# What you are asked to do
Search the records below for the word "height" and show every line where it occurs.

Records contained in a dataset:
* * * * *

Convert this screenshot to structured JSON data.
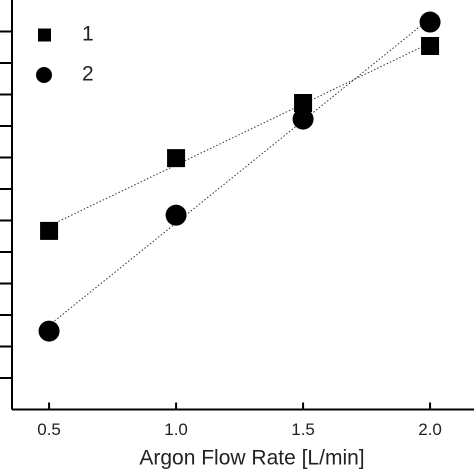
{
  "chart_data": {
    "type": "scatter",
    "x_label": "Argon Flow Rate [L/min]",
    "xlim": [
      0.354,
      2.173
    ],
    "xticks": [
      {
        "value": 0.5,
        "label": "0.5"
      },
      {
        "value": 1,
        "label": "1.0"
      },
      {
        "value": 1.5,
        "label": "1.5"
      },
      {
        "value": 2,
        "label": "2.0"
      }
    ],
    "ylim": [
      0,
      13
    ],
    "yticks": [
      1,
      2,
      3,
      4,
      5,
      6,
      7,
      8,
      9,
      10,
      11,
      12
    ],
    "trend_lines": true,
    "legend": "top-left",
    "series": [
      {
        "name": "1",
        "marker": "square",
        "color": "#000000",
        "x": [
          0.5,
          1,
          1.5,
          2
        ],
        "values": [
          5.67,
          7.98,
          9.73,
          11.54
        ]
      },
      {
        "name": "2",
        "marker": "circle",
        "color": "#000000",
        "x": [
          0.5,
          1,
          1.5,
          2
        ],
        "values": [
          2.49,
          6.17,
          9.22,
          12.3
        ]
      }
    ]
  }
}
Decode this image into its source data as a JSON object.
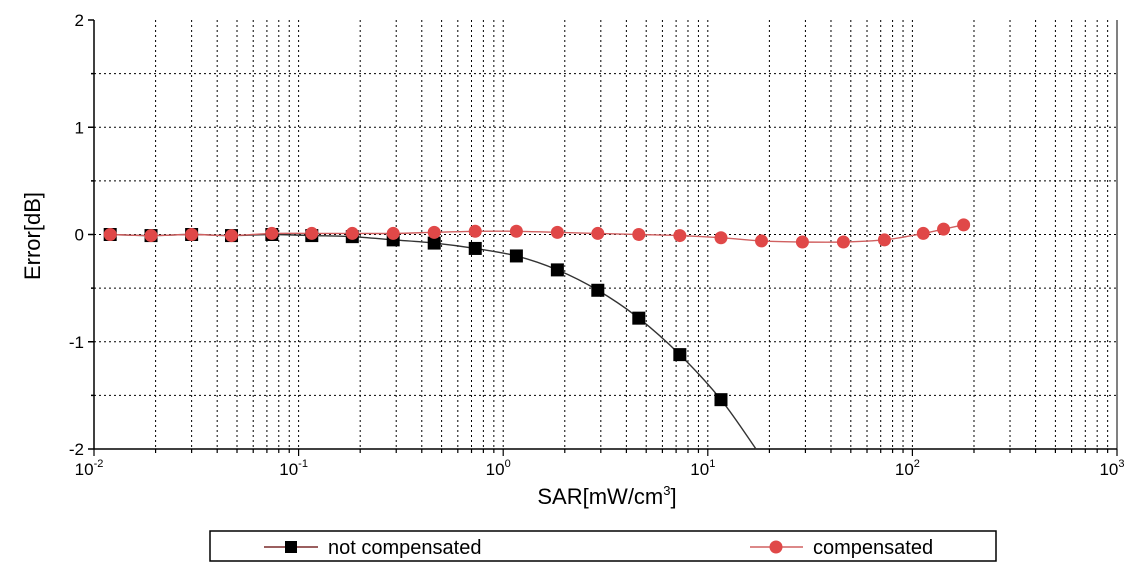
{
  "chart_data": {
    "type": "line",
    "xscale": "log",
    "xlim": [
      0.01,
      1000
    ],
    "ylim": [
      -2,
      2
    ],
    "grid": true,
    "xlabel_main": "SAR[mW/cm",
    "xlabel_sup": "3",
    "xlabel_end": "]",
    "ylabel": "Error[dB]",
    "x_tick_labels": [
      {
        "base": "10",
        "exp": "-2"
      },
      {
        "base": "10",
        "exp": "-1"
      },
      {
        "base": "10",
        "exp": "0"
      },
      {
        "base": "10",
        "exp": "1"
      },
      {
        "base": "10",
        "exp": "2"
      },
      {
        "base": "10",
        "exp": "3"
      }
    ],
    "y_tick_labels": [
      "2",
      "1",
      "0",
      "-1",
      "-2"
    ],
    "legend_position": "bottom",
    "series": [
      {
        "name": "not compensated",
        "color": "#000000",
        "line_color": "#333333",
        "marker": "square",
        "points": [
          [
            0.012,
            0.0
          ],
          [
            0.019,
            -0.01
          ],
          [
            0.03,
            0.0
          ],
          [
            0.047,
            -0.01
          ],
          [
            0.074,
            0.0
          ],
          [
            0.116,
            -0.01
          ],
          [
            0.183,
            -0.02
          ],
          [
            0.29,
            -0.05
          ],
          [
            0.46,
            -0.08
          ],
          [
            0.73,
            -0.13
          ],
          [
            1.16,
            -0.2
          ],
          [
            1.84,
            -0.33
          ],
          [
            2.9,
            -0.52
          ],
          [
            4.6,
            -0.78
          ],
          [
            7.3,
            -1.12
          ],
          [
            11.6,
            -1.54
          ]
        ],
        "curve_end": [
          17.2,
          -2.0
        ]
      },
      {
        "name": "compensated",
        "color": "#e04848",
        "line_color": "#d06060",
        "marker": "circle",
        "points": [
          [
            0.012,
            0.0
          ],
          [
            0.019,
            -0.01
          ],
          [
            0.03,
            0.0
          ],
          [
            0.047,
            -0.01
          ],
          [
            0.074,
            0.01
          ],
          [
            0.116,
            0.01
          ],
          [
            0.183,
            0.01
          ],
          [
            0.29,
            0.01
          ],
          [
            0.46,
            0.02
          ],
          [
            0.73,
            0.03
          ],
          [
            1.16,
            0.03
          ],
          [
            1.84,
            0.02
          ],
          [
            2.9,
            0.01
          ],
          [
            4.6,
            0.0
          ],
          [
            7.3,
            -0.01
          ],
          [
            11.6,
            -0.03
          ],
          [
            18.3,
            -0.06
          ],
          [
            29,
            -0.07
          ],
          [
            46,
            -0.07
          ],
          [
            73,
            -0.05
          ],
          [
            113,
            0.01
          ],
          [
            142,
            0.05
          ],
          [
            178,
            0.09
          ]
        ]
      }
    ]
  }
}
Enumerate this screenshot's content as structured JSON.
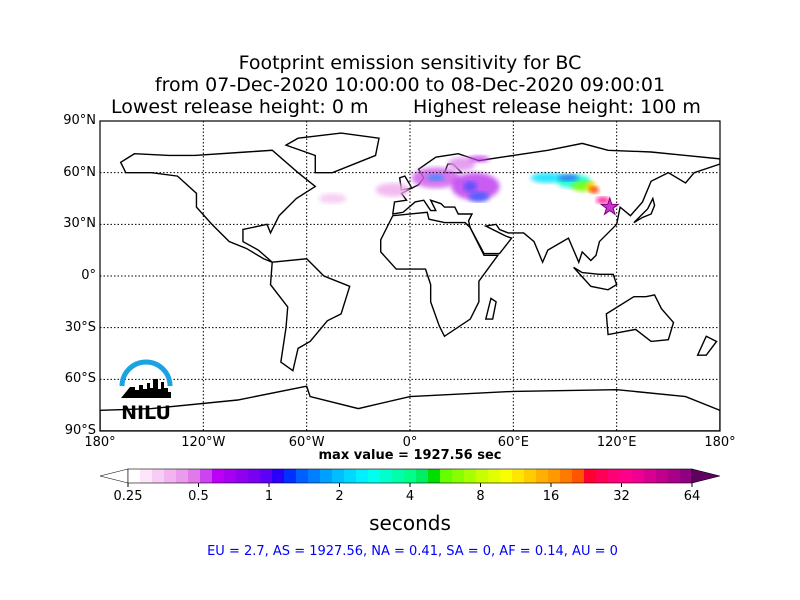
{
  "title": {
    "line1": "Footprint emission sensitivity for BC",
    "line2": "from 07-Dec-2020 10:00:00 to 08-Dec-2020 09:00:01",
    "line3a": "Lowest release height: 0 m",
    "line3b": "Highest release height: 100 m"
  },
  "map": {
    "projection": "equirectangular",
    "lon_range": [
      -180,
      180
    ],
    "lat_range": [
      -90,
      90
    ],
    "grid": "dotted",
    "lat_labels": [
      "90°N",
      "60°N",
      "30°N",
      "0°",
      "30°S",
      "60°S",
      "90°S"
    ],
    "lon_labels": [
      "180°",
      "120°W",
      "60°W",
      "0°",
      "60°E",
      "120°E",
      "180°"
    ],
    "release_site_marker": "star",
    "release_site_color": "#cc33cc"
  },
  "logo": {
    "text": "NILU",
    "color": "#1aa3e0"
  },
  "max_value": "max value = 1927.56 sec",
  "colorbar": {
    "scale": "log",
    "ticks": [
      "0.25",
      "0.5",
      "1",
      "2",
      "4",
      "8",
      "16",
      "32",
      "64"
    ],
    "label": "seconds",
    "extend": "both",
    "colors": [
      "#ffffff",
      "#fde6fb",
      "#f8cdf5",
      "#f2b3f0",
      "#eb9bec",
      "#e07ae8",
      "#cc44f0",
      "#bb00f5",
      "#a600f0",
      "#9000ee",
      "#7a00f0",
      "#5e00f5",
      "#2a00fa",
      "#0030ff",
      "#0060ff",
      "#0080ff",
      "#00a0ff",
      "#00bfff",
      "#00d8ff",
      "#00f0ff",
      "#00ffee",
      "#00ffcc",
      "#00ffaa",
      "#00ff88",
      "#00ee66",
      "#00dd00",
      "#66ff00",
      "#88ff00",
      "#a8ff00",
      "#c8ff00",
      "#e0ff00",
      "#f8ff00",
      "#ffe600",
      "#ffcc00",
      "#ffb000",
      "#ff9900",
      "#ff7a00",
      "#ff5500",
      "#ff0033",
      "#ff0055",
      "#ff0077",
      "#ff0088",
      "#f00090",
      "#d80090",
      "#c0008c",
      "#a80088",
      "#900080"
    ],
    "under_color": "#ffffff",
    "over_color": "#600060"
  },
  "regions_text": "EU = 2.7,  AS = 1927.56,  NA = 0.41,  SA = 0,  AF = 0.14,  AU = 0"
}
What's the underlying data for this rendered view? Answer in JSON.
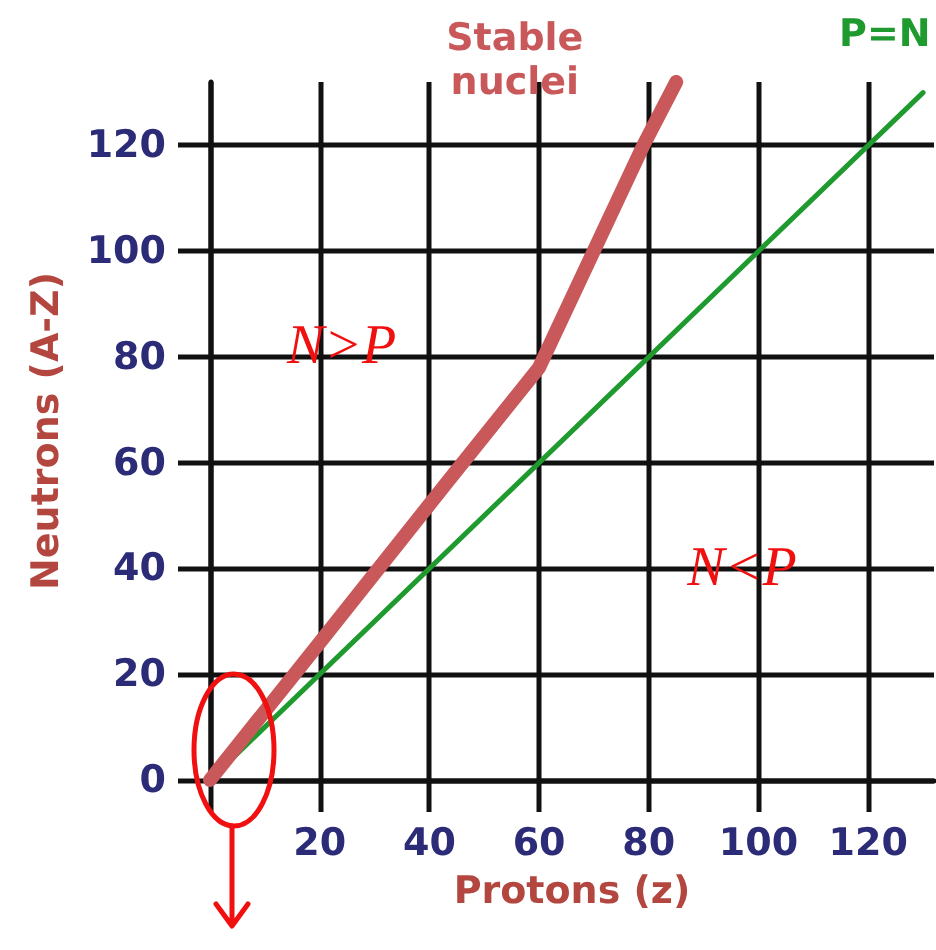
{
  "chart_data": {
    "type": "line",
    "xlabel": "Protons (z)",
    "ylabel": "Neutrons (A-Z)",
    "annotations": [
      "N>P",
      "N<P"
    ],
    "series": [
      {
        "name": "Stable nuclei",
        "color": "#c9585a",
        "x": [
          0,
          20,
          43,
          60,
          79,
          85
        ],
        "values": [
          0,
          26,
          56,
          78,
          120,
          132
        ]
      },
      {
        "name": "P=N",
        "color": "#1f9a2e",
        "x": [
          0,
          130
        ],
        "values": [
          0,
          130
        ]
      }
    ],
    "xlim": [
      0,
      132
    ],
    "ylim": [
      0,
      132
    ],
    "xticks": [
      {
        "value": 0,
        "label": null
      },
      20,
      40,
      60,
      80,
      100,
      120
    ],
    "yticks": [
      0,
      20,
      40,
      60,
      80,
      100,
      120
    ],
    "grid": true,
    "legend": false,
    "marker": "none",
    "line_style": "solid"
  }
}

* * * * *

# Finished exercise
    "line3a": "Lowest release height: 0 m",
    "line3b": "Highest release height: 100 m"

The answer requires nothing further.